§ TASK BRIEF: Every line of the records must be repeated exactly; pictures stay out.

___ EXTRACTED INFORMATION

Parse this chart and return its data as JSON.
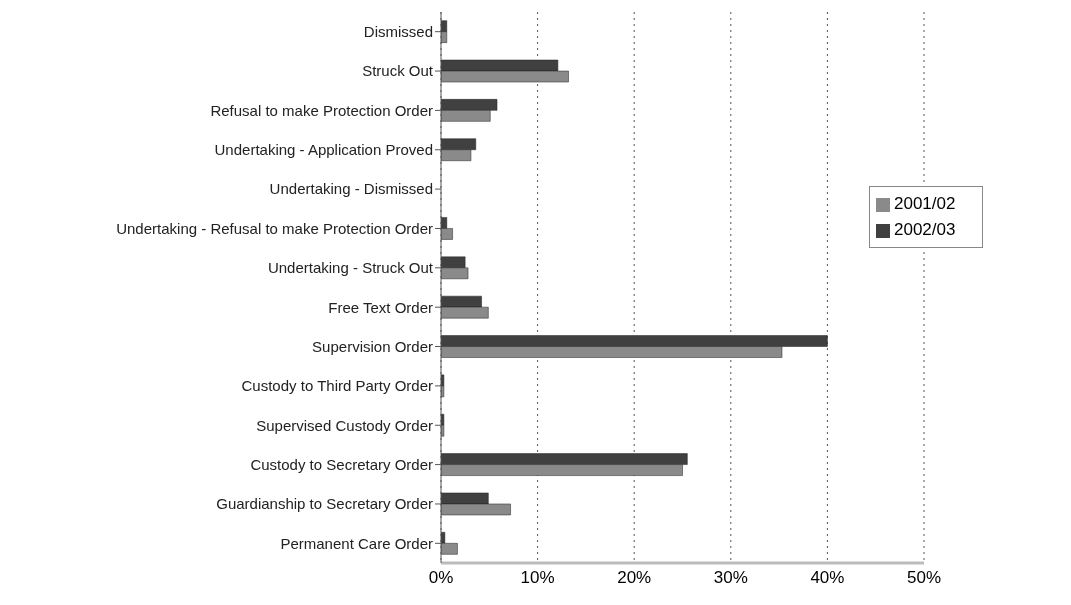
{
  "chart_data": {
    "type": "bar",
    "orientation": "horizontal",
    "categories": [
      "Dismissed",
      "Struck Out",
      "Refusal to make Protection Order",
      "Undertaking - Application Proved",
      "Undertaking - Dismissed",
      "Undertaking - Refusal to make Protection Order",
      "Undertaking -  Struck Out",
      "Free Text Order",
      "Supervision Order",
      "Custody to Third Party Order",
      "Supervised Custody Order",
      "Custody to Secretary Order",
      "Guardianship to Secretary Order",
      "Permanent Care Order"
    ],
    "series": [
      {
        "name": "2002/03",
        "color": "#404040",
        "values": [
          0.6,
          12.1,
          5.8,
          3.6,
          0,
          0.6,
          2.5,
          4.2,
          40.0,
          0.3,
          0.3,
          25.5,
          4.9,
          0.4
        ]
      },
      {
        "name": "2001/02",
        "color": "#8a8a8a",
        "values": [
          0.6,
          13.2,
          5.1,
          3.1,
          0,
          1.2,
          2.8,
          4.9,
          35.3,
          0.3,
          0.3,
          25.0,
          7.2,
          1.7
        ]
      }
    ],
    "xlim": [
      0,
      50
    ],
    "xticks": [
      {
        "value": 0,
        "label": "0%"
      },
      {
        "value": 10,
        "label": "10%"
      },
      {
        "value": 20,
        "label": "20%"
      },
      {
        "value": 30,
        "label": "30%"
      },
      {
        "value": 40,
        "label": "40%"
      },
      {
        "value": 50,
        "label": "50%"
      }
    ],
    "grid": "x",
    "legend": "right"
  }
}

______

§ RESULT FOR THIS EXERCISE:
Parse this chart and return its data as JSON.
{
  "chart_data": {
    "type": "bar",
    "orientation": "horizontal",
    "categories": [
      "Dismissed",
      "Struck Out",
      "Refusal to make Protection Order",
      "Undertaking - Application Proved",
      "Undertaking - Dismissed",
      "Undertaking - Refusal to make Protection Order",
      "Undertaking -  Struck Out",
      "Free Text Order",
      "Supervision Order",
      "Custody to Third Party Order",
      "Supervised Custody Order",
      "Custody to Secretary Order",
      "Guardianship to Secretary Order",
      "Permanent Care Order"
    ],
    "series": [
      {
        "name": "2002/03",
        "color": "#404040",
        "values": [
          0.6,
          12.1,
          5.8,
          3.6,
          0,
          0.6,
          2.5,
          4.2,
          40.0,
          0.3,
          0.3,
          25.5,
          4.9,
          0.4
        ]
      },
      {
        "name": "2001/02",
        "color": "#8a8a8a",
        "values": [
          0.6,
          13.2,
          5.1,
          3.1,
          0,
          1.2,
          2.8,
          4.9,
          35.3,
          0.3,
          0.3,
          25.0,
          7.2,
          1.7
        ]
      }
    ],
    "xlim": [
      0,
      50
    ],
    "xticks": [
      {
        "value": 0,
        "label": "0%"
      },
      {
        "value": 10,
        "label": "10%"
      },
      {
        "value": 20,
        "label": "20%"
      },
      {
        "value": 30,
        "label": "30%"
      },
      {
        "value": 40,
        "label": "40%"
      },
      {
        "value": 50,
        "label": "50%"
      }
    ],
    "grid": "x",
    "legend": "right"
  }
}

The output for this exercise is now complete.